Do this –
In the material below, repeat only the lines from the one that holds "Output the text content of this document." through the final line, exactly as they stand.

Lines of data
━━━━━━━━━━━━━━━━━━━━
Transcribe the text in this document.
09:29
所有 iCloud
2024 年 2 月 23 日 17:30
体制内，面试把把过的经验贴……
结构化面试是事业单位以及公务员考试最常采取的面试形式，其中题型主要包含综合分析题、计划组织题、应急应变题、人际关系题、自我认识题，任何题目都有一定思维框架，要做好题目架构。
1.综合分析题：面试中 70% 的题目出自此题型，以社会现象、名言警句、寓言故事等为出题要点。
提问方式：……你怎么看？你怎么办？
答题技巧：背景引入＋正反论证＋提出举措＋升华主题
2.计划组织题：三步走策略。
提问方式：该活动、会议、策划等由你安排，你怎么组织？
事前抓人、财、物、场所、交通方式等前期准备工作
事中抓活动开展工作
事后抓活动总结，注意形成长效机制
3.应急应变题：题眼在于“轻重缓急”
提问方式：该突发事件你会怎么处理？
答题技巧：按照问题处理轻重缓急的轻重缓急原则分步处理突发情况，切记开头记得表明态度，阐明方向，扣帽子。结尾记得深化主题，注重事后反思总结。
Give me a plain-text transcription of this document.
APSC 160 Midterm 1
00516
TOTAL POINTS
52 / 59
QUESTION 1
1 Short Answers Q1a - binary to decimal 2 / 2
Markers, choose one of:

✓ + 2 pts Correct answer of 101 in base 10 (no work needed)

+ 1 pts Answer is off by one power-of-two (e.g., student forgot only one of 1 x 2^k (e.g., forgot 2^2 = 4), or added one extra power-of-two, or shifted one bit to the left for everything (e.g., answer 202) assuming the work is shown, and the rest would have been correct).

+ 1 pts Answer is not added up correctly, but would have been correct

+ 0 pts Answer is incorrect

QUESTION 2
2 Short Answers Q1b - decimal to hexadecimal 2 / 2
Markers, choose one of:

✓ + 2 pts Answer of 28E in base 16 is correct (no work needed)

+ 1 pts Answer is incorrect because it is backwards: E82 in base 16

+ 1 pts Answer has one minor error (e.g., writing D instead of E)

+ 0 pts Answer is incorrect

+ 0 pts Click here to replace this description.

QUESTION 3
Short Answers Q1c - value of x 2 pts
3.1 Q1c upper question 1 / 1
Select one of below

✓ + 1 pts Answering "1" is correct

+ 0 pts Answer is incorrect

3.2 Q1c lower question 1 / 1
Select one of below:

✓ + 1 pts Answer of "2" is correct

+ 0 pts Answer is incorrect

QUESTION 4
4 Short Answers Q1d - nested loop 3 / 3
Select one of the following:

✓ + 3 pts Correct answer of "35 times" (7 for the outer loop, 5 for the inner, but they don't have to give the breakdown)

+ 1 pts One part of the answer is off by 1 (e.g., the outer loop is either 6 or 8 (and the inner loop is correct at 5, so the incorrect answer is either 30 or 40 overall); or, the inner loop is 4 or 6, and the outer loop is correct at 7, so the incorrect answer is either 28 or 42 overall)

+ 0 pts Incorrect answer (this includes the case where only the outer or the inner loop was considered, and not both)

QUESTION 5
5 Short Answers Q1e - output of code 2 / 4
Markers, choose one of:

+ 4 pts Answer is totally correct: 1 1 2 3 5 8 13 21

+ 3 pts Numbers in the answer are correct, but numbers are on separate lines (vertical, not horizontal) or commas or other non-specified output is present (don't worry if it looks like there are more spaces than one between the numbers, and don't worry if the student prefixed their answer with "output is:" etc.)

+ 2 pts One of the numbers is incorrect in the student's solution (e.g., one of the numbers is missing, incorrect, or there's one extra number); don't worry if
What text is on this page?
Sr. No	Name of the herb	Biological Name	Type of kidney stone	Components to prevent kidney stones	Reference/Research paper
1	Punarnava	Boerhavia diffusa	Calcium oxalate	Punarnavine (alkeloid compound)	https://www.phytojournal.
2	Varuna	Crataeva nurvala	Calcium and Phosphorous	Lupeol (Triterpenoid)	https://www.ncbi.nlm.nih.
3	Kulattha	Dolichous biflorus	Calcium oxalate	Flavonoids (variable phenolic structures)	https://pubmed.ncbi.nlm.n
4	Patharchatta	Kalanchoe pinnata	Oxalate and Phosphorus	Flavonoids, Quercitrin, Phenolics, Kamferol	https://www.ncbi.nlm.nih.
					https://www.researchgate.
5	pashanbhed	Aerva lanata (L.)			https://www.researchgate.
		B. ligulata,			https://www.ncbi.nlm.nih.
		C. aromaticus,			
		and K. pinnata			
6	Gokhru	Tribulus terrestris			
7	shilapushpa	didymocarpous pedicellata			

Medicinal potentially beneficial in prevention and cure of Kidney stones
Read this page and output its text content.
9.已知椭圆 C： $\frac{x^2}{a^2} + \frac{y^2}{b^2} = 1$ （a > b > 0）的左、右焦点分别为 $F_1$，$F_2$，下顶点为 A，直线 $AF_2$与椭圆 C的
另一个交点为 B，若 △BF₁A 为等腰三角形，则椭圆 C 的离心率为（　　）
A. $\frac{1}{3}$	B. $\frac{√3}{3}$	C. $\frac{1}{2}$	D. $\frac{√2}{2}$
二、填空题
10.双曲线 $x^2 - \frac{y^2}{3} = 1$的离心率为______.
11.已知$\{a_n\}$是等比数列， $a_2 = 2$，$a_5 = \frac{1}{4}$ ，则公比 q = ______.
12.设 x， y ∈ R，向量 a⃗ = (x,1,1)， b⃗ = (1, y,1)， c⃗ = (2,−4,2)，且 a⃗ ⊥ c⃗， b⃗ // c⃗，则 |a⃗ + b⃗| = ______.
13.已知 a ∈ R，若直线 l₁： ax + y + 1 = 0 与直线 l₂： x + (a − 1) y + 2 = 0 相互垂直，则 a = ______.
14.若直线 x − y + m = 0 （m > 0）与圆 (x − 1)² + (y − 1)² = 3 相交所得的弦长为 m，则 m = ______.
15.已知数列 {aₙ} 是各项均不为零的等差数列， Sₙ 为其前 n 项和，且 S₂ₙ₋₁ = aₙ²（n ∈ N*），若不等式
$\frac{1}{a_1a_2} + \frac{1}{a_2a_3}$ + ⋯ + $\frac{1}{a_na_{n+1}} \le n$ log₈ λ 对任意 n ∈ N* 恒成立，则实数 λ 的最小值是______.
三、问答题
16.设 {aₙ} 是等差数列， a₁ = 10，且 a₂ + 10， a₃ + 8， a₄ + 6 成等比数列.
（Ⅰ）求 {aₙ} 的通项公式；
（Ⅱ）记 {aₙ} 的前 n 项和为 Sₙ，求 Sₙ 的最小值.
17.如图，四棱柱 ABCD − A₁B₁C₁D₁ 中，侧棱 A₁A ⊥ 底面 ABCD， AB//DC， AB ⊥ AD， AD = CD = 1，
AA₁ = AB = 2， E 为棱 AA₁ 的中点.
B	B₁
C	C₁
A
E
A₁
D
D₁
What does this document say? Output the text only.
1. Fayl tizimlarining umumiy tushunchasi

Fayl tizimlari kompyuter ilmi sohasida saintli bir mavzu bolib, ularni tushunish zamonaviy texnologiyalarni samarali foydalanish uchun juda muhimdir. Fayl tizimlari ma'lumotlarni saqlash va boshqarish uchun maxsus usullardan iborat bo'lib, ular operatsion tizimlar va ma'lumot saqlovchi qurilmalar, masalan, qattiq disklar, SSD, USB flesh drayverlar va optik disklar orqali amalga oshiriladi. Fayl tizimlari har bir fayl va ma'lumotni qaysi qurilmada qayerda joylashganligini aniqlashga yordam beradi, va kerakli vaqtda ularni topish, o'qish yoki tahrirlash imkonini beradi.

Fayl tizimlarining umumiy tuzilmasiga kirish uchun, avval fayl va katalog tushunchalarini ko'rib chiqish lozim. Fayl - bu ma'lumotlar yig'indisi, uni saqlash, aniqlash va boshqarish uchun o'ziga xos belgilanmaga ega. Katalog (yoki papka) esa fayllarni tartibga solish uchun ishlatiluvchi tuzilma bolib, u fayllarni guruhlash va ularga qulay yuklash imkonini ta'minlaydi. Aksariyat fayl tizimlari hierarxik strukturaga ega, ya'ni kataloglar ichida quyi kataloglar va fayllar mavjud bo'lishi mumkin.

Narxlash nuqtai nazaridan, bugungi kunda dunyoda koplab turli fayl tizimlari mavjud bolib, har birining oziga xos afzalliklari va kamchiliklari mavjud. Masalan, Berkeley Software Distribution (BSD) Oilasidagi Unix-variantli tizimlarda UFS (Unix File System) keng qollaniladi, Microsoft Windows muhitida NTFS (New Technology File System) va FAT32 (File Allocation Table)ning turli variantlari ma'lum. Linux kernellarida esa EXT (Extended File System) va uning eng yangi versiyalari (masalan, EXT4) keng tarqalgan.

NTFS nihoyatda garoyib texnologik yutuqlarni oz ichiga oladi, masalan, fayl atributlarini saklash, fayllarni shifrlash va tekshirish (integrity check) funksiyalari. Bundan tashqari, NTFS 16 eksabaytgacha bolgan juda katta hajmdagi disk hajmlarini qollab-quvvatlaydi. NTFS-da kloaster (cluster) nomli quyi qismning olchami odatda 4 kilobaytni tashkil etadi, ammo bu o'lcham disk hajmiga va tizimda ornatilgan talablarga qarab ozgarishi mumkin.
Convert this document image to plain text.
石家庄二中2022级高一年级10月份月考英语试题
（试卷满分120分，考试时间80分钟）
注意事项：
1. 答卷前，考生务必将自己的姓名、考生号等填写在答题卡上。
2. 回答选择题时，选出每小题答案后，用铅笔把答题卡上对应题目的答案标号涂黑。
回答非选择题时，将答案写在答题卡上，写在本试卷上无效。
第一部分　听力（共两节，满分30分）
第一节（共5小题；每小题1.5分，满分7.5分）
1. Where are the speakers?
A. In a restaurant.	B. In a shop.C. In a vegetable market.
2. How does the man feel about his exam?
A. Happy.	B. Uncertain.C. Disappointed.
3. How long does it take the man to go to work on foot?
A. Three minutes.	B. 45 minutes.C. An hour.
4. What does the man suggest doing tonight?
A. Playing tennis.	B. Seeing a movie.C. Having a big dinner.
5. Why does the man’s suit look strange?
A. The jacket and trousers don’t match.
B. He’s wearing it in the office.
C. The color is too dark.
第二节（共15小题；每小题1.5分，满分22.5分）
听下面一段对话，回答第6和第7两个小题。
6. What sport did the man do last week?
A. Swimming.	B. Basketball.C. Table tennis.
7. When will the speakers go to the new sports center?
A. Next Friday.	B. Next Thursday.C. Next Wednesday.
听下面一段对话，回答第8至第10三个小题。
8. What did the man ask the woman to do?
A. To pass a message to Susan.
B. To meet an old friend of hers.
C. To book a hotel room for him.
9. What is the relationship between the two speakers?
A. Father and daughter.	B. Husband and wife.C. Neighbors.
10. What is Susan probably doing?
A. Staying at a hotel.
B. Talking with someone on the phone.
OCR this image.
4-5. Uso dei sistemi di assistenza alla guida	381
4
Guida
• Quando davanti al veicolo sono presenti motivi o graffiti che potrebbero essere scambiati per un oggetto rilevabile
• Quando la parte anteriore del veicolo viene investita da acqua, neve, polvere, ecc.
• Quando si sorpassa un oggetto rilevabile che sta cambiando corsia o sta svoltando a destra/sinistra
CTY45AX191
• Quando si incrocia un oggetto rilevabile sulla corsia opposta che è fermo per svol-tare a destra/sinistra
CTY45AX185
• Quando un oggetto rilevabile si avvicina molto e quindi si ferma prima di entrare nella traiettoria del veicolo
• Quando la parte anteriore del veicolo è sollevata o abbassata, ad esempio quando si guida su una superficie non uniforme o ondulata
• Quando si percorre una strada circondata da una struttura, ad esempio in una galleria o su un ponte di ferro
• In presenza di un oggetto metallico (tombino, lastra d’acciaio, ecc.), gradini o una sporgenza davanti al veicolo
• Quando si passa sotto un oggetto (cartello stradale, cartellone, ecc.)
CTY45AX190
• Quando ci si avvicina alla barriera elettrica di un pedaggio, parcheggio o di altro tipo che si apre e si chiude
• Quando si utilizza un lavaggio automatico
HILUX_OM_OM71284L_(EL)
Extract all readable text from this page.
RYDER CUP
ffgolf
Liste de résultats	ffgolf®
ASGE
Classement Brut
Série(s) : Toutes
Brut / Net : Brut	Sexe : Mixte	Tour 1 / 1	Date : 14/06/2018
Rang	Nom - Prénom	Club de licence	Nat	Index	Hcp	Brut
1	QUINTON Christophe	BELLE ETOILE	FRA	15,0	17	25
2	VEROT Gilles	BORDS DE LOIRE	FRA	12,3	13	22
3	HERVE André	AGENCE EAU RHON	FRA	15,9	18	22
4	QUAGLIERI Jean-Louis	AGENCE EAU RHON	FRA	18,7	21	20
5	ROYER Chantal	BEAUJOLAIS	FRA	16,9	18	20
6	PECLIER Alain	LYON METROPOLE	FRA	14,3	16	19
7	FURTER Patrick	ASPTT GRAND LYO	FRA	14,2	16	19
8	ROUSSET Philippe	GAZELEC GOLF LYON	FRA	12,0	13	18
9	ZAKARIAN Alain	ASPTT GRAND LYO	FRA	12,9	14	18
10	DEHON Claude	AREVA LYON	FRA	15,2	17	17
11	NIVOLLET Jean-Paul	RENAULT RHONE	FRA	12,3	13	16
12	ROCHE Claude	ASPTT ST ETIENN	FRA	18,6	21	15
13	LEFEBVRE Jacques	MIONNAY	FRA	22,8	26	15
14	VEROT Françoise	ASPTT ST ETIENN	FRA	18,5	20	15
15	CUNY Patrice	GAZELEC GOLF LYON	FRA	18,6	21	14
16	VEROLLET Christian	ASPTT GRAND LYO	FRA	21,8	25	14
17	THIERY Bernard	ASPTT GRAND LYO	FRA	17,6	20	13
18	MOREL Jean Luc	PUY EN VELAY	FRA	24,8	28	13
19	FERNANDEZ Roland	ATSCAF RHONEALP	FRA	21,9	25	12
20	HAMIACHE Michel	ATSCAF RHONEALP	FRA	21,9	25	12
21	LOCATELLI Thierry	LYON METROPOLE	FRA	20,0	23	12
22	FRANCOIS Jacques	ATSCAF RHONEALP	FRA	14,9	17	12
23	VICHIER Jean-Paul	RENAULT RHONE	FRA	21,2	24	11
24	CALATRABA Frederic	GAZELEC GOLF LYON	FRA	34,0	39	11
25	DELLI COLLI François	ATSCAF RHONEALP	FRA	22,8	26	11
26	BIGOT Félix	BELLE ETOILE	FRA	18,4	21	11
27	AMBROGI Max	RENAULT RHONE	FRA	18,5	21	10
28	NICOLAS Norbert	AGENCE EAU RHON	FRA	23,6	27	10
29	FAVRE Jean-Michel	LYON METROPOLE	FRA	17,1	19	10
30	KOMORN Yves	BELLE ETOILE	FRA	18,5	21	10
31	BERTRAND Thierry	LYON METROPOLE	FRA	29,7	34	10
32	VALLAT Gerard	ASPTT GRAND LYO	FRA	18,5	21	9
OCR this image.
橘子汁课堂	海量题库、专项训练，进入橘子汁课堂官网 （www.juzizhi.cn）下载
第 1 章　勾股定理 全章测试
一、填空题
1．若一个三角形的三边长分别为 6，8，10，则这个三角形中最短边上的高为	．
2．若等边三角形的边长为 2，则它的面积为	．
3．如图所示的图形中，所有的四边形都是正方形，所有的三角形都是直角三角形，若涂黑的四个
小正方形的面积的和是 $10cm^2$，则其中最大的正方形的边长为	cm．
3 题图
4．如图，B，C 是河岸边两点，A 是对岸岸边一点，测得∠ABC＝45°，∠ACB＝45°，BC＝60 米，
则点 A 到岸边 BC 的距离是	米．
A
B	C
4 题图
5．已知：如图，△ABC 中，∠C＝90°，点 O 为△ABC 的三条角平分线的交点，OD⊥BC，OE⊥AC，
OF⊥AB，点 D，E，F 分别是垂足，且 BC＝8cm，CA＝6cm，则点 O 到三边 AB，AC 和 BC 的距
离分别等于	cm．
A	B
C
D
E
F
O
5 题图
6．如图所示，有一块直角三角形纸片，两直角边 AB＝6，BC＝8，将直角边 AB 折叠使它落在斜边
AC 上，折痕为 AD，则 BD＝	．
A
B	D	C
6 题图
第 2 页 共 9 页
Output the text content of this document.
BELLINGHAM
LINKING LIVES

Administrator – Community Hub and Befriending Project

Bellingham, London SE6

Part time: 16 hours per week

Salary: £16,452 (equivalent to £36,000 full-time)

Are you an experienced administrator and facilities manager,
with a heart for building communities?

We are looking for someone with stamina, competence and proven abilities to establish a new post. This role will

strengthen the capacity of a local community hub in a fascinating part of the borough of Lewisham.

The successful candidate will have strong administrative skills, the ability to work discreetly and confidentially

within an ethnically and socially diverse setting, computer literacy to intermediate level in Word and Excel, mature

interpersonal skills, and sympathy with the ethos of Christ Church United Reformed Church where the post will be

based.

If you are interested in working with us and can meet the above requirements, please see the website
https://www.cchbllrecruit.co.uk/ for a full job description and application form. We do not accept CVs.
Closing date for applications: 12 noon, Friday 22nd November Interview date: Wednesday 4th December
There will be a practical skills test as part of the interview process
━━━━━━━━━━━━━━━━━━━━
Result for this task –
Output the text content of this document.
BELLINGHAM
LINKING LIVES

Administrator – Community Hub and Befriending Project

Bellingham, London SE6

Part time: 16 hours per week

Salary: £16,452 (equivalent to £36,000 full-time)

Are you an experienced administrator and facilities manager,
with a heart for building communities?

We are looking for someone with stamina, competence and proven abilities to establish a new post. This role will

strengthen the capacity of a local community hub in a fascinating part of the borough of Lewisham.

The successful candidate will have strong administrative skills, the ability to work discreetly and confidentially

within an ethnically and socially diverse setting, computer literacy to intermediate level in Word and Excel, mature

interpersonal skills, and sympathy with the ethos of Christ Church United Reformed Church where the post will be

based.

If you are interested in working with us and can meet the above requirements, please see the website
https://www.cchbllrecruit.co.uk/ for a full job description and application form. We do not accept CVs.
Closing date for applications: 12 noon, Friday 22nd November Interview date: Wednesday 4th December
There will be a practical skills test as part of the interview process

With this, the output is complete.